INPUT FOR THIS TASK:
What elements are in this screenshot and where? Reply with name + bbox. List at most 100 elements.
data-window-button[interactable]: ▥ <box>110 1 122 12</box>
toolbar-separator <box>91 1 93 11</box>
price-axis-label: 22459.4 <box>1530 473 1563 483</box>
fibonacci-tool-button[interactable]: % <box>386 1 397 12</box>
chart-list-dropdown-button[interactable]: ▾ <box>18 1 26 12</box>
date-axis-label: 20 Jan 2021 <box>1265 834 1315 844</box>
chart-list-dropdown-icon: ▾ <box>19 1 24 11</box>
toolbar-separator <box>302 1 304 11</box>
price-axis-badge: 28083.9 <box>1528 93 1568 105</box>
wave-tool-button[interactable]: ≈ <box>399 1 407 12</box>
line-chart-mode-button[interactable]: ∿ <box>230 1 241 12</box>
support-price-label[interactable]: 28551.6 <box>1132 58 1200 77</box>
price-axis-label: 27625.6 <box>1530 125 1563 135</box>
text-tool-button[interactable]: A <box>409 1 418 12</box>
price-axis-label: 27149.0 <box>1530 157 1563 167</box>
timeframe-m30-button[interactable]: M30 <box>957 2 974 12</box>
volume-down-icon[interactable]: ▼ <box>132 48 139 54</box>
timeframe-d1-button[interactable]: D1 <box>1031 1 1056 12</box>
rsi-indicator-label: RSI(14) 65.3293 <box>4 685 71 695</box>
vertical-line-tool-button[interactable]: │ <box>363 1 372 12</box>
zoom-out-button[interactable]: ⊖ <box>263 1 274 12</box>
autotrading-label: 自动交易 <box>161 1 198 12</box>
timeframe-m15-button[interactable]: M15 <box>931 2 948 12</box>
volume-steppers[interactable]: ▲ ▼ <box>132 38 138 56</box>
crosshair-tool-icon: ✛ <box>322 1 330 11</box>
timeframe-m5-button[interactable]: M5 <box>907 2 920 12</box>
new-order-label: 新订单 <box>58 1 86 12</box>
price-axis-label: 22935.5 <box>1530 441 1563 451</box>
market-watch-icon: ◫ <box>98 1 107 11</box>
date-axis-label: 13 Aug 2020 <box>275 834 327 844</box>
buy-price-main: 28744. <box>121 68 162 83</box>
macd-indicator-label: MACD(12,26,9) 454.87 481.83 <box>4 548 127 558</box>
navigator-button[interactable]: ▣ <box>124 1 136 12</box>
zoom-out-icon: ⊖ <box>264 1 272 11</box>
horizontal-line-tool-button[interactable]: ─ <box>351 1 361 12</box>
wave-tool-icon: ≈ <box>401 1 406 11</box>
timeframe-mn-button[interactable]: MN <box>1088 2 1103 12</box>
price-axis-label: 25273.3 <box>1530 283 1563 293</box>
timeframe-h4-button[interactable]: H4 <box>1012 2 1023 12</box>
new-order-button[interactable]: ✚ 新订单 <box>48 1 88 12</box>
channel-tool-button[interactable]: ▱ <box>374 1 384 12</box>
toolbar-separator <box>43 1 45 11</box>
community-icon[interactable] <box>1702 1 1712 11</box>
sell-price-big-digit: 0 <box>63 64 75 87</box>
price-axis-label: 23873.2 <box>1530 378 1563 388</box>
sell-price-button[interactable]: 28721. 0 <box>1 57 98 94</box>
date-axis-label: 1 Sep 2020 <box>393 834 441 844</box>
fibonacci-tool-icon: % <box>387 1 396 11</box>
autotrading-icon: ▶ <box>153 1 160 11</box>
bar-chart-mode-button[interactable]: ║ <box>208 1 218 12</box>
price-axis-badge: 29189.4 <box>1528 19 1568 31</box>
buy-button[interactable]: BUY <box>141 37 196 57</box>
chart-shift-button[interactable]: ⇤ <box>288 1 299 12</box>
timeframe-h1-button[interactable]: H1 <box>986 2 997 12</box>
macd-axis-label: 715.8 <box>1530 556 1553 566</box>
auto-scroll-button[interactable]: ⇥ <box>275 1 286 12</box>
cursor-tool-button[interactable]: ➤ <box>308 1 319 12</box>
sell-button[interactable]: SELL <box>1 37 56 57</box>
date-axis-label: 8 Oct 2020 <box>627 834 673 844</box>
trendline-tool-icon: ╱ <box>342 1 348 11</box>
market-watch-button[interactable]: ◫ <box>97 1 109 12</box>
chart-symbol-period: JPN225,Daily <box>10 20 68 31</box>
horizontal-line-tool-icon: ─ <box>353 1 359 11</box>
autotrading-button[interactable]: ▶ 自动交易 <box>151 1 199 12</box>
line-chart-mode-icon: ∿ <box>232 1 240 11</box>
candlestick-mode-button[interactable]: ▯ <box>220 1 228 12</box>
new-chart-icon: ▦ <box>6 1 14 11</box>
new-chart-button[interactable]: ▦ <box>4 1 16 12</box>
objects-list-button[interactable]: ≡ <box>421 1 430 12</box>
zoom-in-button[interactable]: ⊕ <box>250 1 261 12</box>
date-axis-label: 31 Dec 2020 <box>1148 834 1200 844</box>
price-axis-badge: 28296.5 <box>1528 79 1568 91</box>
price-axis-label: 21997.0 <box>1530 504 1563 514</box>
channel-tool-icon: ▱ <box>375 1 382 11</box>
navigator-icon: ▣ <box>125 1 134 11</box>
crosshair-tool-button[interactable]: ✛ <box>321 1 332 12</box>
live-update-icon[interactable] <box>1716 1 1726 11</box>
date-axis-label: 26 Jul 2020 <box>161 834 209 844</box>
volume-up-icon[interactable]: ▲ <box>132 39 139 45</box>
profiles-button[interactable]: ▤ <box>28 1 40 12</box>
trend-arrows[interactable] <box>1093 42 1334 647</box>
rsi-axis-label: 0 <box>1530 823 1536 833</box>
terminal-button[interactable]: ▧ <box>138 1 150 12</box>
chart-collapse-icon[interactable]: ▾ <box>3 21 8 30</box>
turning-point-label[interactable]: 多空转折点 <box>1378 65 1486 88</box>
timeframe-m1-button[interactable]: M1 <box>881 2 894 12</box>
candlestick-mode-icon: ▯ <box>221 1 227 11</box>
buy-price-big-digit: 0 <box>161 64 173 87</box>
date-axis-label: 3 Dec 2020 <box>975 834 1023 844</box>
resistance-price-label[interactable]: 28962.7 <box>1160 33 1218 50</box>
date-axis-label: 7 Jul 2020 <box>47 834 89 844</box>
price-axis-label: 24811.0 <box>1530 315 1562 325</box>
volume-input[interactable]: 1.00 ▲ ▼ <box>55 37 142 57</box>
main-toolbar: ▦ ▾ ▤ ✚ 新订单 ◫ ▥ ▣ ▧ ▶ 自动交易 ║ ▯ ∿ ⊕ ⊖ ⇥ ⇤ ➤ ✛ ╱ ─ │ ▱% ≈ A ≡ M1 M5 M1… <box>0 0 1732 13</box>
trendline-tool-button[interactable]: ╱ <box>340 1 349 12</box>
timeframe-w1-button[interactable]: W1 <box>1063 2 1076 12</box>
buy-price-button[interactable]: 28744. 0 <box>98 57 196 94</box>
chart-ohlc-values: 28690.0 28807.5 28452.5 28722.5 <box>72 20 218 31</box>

GIVEN EXERCISE: Count the lines of the data above that include the string "chart" with its case matched. Reply with the number alone.

WORKED ANSWER: 11